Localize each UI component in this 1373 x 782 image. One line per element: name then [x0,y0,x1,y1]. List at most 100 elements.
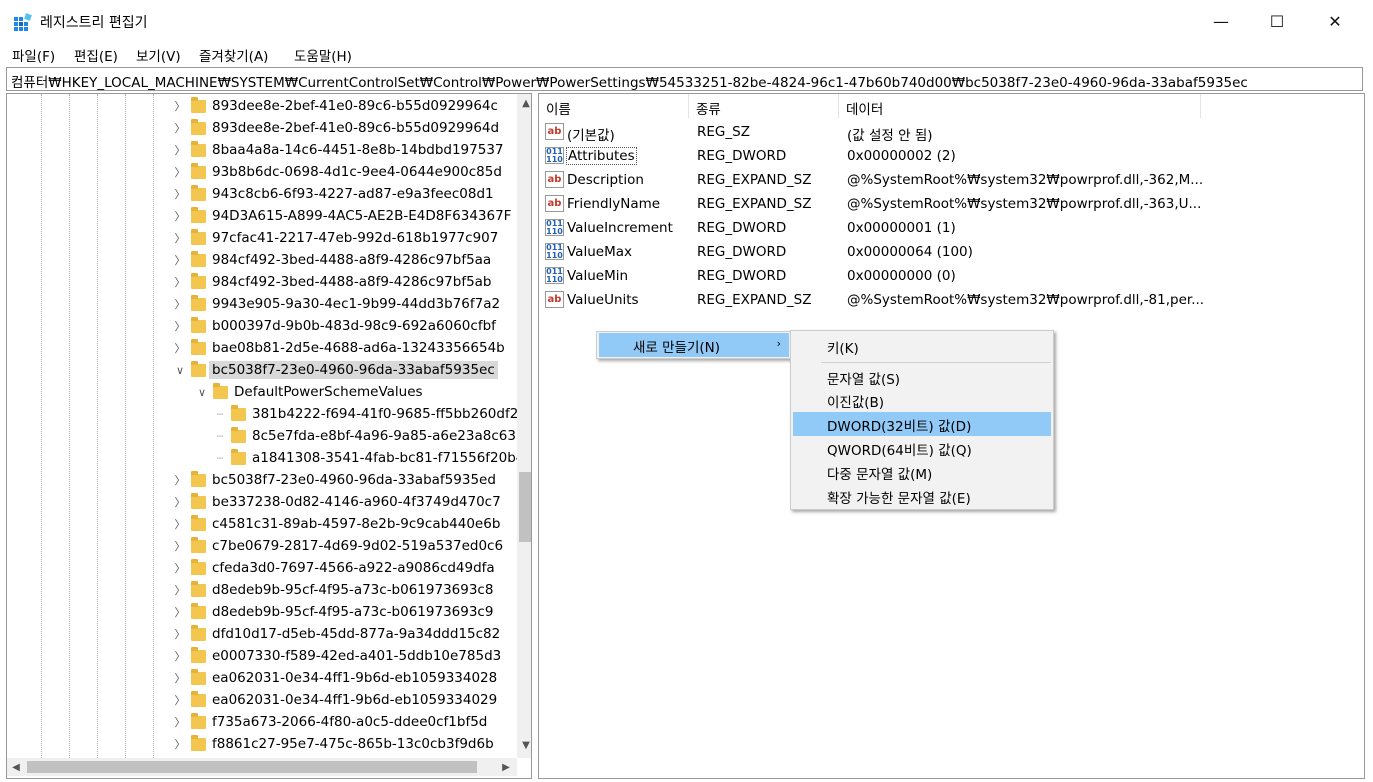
folder-icon [191,206,206,223]
tree-hscroll-thumb[interactable] [27,761,477,773]
tree-item[interactable]: 〉 f735a673-2066-4f80-a0c5-ddee0cf1bf5d [173,711,487,733]
tree-item[interactable]: ∨ DefaultPowerSchemeValues [195,381,423,403]
value-row[interactable]: 011 110 Attributes REG_DWORD 0x00000002 (2) [539,144,1359,168]
value-row[interactable]: ab (기본값) REG_SZ (값 설정 안 됨) [539,120,1359,144]
tree-item[interactable]: 〉 c4581c31-89ab-4597-8e2b-9c9cab440e6b [173,513,500,535]
scroll-down-icon[interactable]: ▼ [517,736,531,754]
tree-item-label: 97cfac41-2217-47eb-992d-618b1977c907 [212,230,499,246]
chevron-right-icon[interactable]: 〉 [173,560,187,576]
folder-icon [191,228,206,245]
submenu-item-key[interactable]: 키(K) [793,334,1051,358]
menu-edit[interactable]: 편집(E) [74,45,118,65]
value-row[interactable]: 011 110 ValueIncrement REG_DWORD 0x00000001… [539,216,1359,240]
tree-scroll-thumb[interactable] [519,472,531,542]
menu-item-new[interactable]: 새로 만들기(N) › [599,333,789,357]
tree-item[interactable]: 〉 984cf492-3bed-4488-a8f9-4286c97bf5ab [173,271,492,293]
chevron-right-icon[interactable]: 〉 [173,516,187,532]
chevron-right-icon[interactable]: 〉 [173,670,187,686]
value-row[interactable]: 011 110 ValueMax REG_DWORD 0x00000064 (100) [539,240,1359,264]
scroll-up-icon[interactable]: ▲ [517,94,531,112]
column-header-name[interactable]: 이름 [539,94,689,118]
tree-item[interactable]: 〉 9943e905-9a30-4ec1-9b99-44dd3b76f7a2 [173,293,500,315]
scroll-right-icon[interactable]: ▶ [497,758,515,776]
menu-help[interactable]: 도움말(H) [294,45,352,65]
chevron-right-icon[interactable]: 〉 [173,648,187,664]
column-header-type[interactable]: 종류 [689,94,839,118]
chevron-down-icon[interactable]: ∨ [195,386,209,399]
tree-item[interactable]: 〉 8baa4a8a-14c6-4451-8e8b-14bdbd197537 [173,139,504,161]
chevron-right-icon[interactable]: 〉 [173,98,187,114]
tree-item[interactable]: 〉 94D3A615-A899-4AC5-AE2B-E4D8F634367F [173,205,511,227]
tree-item[interactable]: 〉 93b8b6dc-0698-4d1c-9ee4-0644e900c85d [173,161,502,183]
chevron-right-icon[interactable]: 〉 [173,626,187,642]
value-row[interactable]: 011 110 ValueMin REG_DWORD 0x00000000 (0) [539,264,1359,288]
tree-item[interactable]: 〉 d8edeb9b-95cf-4f95-a73c-b061973693c9 [173,601,493,623]
tree-item[interactable]: 〉 943c8cb6-6f93-4227-ad87-e9a3feec08d1 [173,183,494,205]
tree-item[interactable]: 〉 f8861c27-95e7-475c-865b-13c0cb3f9d6b [173,733,494,755]
maximize-button[interactable]: ☐ [1248,0,1306,42]
chevron-right-icon[interactable]: 〉 [173,274,187,290]
tree-item[interactable]: ┄ a1841308-3541-4fab-bc81-f71556f20b4a [213,447,532,469]
chevron-right-icon[interactable]: 〉 [173,714,187,730]
chevron-right-icon[interactable]: 〉 [173,736,187,752]
tree-item[interactable]: 〉 dfd10d17-d5eb-45dd-877a-9a34ddd15c82 [173,623,500,645]
scroll-left-icon[interactable]: ◀ [7,758,25,776]
tree-item[interactable]: 〉 bae08b81-2d5e-4688-ad6a-13243356654b [173,337,505,359]
chevron-right-icon[interactable]: 〉 [173,230,187,246]
chevron-down-icon[interactable]: ∨ [173,364,187,377]
tree-item[interactable]: ┄ 381b4222-f694-41f0-9685-ff5bb260df2e [213,403,527,425]
chevron-right-icon[interactable]: 〉 [173,538,187,554]
folder-icon [231,404,246,421]
tree-vertical-scrollbar[interactable]: ▲ ▼ [517,94,531,758]
menu-view[interactable]: 보기(V) [136,45,181,65]
value-row[interactable]: ab ValueUnits REG_EXPAND_SZ @%SystemRoot%₩s… [539,288,1359,312]
chevron-right-icon[interactable]: 〉 [173,252,187,268]
address-bar[interactable]: 컴퓨터₩HKEY_LOCAL_MACHINE₩SYSTEM₩CurrentCon… [6,67,1363,91]
submenu-item-string[interactable]: 문자열 값(S) [793,365,1051,389]
tree-horizontal-scrollbar[interactable]: ◀ ▶ [7,758,517,776]
submenu-item-dword[interactable]: DWORD(32비트) 값(D) [793,412,1051,436]
value-row[interactable]: ab Description REG_EXPAND_SZ @%SystemRoot%₩… [539,168,1359,192]
submenu-item-expandable-string[interactable]: 확장 가능한 문자열 값(E) [793,484,1051,508]
tree-item[interactable]: 〉 ea062031-0e34-4ff1-9b6d-eb1059334029 [173,689,497,711]
chevron-right-icon[interactable]: 〉 [173,340,187,356]
tree-item[interactable]: ∨ bc5038f7-23e0-4960-96da-33abaf5935ec [173,359,498,381]
close-button[interactable]: ✕ [1306,0,1364,42]
chevron-right-icon[interactable]: 〉 [173,296,187,312]
chevron-right-icon[interactable]: 〉 [173,318,187,334]
value-data: 0x00000064 (100) [847,244,973,260]
chevron-right-icon[interactable]: 〉 [173,142,187,158]
tree-item[interactable]: ┄ 8c5e7fda-e8bf-4a96-9a85-a6e23a8c635c [213,425,531,447]
chevron-right-icon[interactable]: 〉 [173,692,187,708]
tree-item[interactable]: 〉 984cf492-3bed-4488-a8f9-4286c97bf5aa [173,249,491,271]
chevron-right-icon[interactable]: 〉 [173,120,187,136]
tree-item[interactable]: 〉 bc5038f7-23e0-4960-96da-33abaf5935ed [173,469,496,491]
submenu-item-binary[interactable]: 이진값(B) [793,388,1051,412]
chevron-right-icon[interactable]: 〉 [173,604,187,620]
value-row[interactable]: ab FriendlyName REG_EXPAND_SZ @%SystemRoot%… [539,192,1359,216]
submenu-item-qword[interactable]: QWORD(64비트) 값(Q) [793,436,1051,460]
tree-item[interactable]: 〉 893dee8e-2bef-41e0-89c6-b55d0929964d [173,117,499,139]
chevron-right-icon[interactable]: 〉 [173,208,187,224]
tree-item[interactable]: 〉 d8edeb9b-95cf-4f95-a73c-b061973693c8 [173,579,493,601]
chevron-right-icon[interactable]: 〉 [173,472,187,488]
chevron-right-icon[interactable]: 〉 [173,494,187,510]
submenu-item-multi-string[interactable]: 다중 문자열 값(M) [793,460,1051,484]
column-header-data[interactable]: 데이터 [839,94,1201,118]
tree-item[interactable]: 〉 b000397d-9b0b-483d-98c9-692a6060cfbf [173,315,496,337]
tree-item[interactable]: 〉 e0007330-f589-42ed-a401-5ddb10e785d3 [173,645,501,667]
chevron-right-icon[interactable]: 〉 [173,186,187,202]
tree-item[interactable]: 〉 c7be0679-2817-4d69-9d02-519a537ed0c6 [173,535,503,557]
tree-item[interactable]: 〉 be337238-0d82-4146-a960-4f3749d470c7 [173,491,501,513]
tree-item[interactable]: 〉 cfeda3d0-7697-4566-a922-a9086cd49dfa [173,557,495,579]
minimize-button[interactable]: — [1192,0,1250,42]
tree-item-label: a1841308-3541-4fab-bc81-f71556f20b4a [252,450,532,466]
menu-file[interactable]: 파일(F) [12,45,55,65]
tree-item[interactable]: 〉 97cfac41-2217-47eb-992d-618b1977c907 [173,227,498,249]
tree-item[interactable]: 〉 ea062031-0e34-4ff1-9b6d-eb1059334028 [173,667,497,689]
menu-favorites[interactable]: 즐겨찾기(A) [199,45,268,65]
tree-item[interactable]: 〉 893dee8e-2bef-41e0-89c6-b55d0929964c [173,95,498,117]
chevron-right-icon[interactable]: 〉 [173,164,187,180]
tree-item-label: c7be0679-2817-4d69-9d02-519a537ed0c6 [212,538,504,554]
chevron-right-icon[interactable]: 〉 [173,582,187,598]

Aim:
Quote the records verbatim from the line containing "folder-icon [191,206,206,223]" through the line containing "chevron-right-icon[interactable]: 〉 [173,560,187,576]", including both of those lines.

Solution for this problem:
folder-icon [191,206,206,223]
tree-hscroll-thumb[interactable] [27,761,477,773]
tree-item[interactable]: 〉 f735a673-2066-4f80-a0c5-ddee0cf1bf5d [173,711,487,733]
tree-item[interactable]: ∨ DefaultPowerSchemeValues [195,381,423,403]
value-row[interactable]: 011 110 Attributes REG_DWORD 0x00000002 (2) [539,144,1359,168]
value-row[interactable]: ab (기본값) REG_SZ (값 설정 안 됨) [539,120,1359,144]
tree-item[interactable]: 〉 c4581c31-89ab-4597-8e2b-9c9cab440e6b [173,513,500,535]
scroll-down-icon[interactable]: ▼ [517,736,531,754]
tree-item-label: 97cfac41-2217-47eb-992d-618b1977c907 [212,230,499,246]
chevron-right-icon[interactable]: 〉 [173,560,187,576]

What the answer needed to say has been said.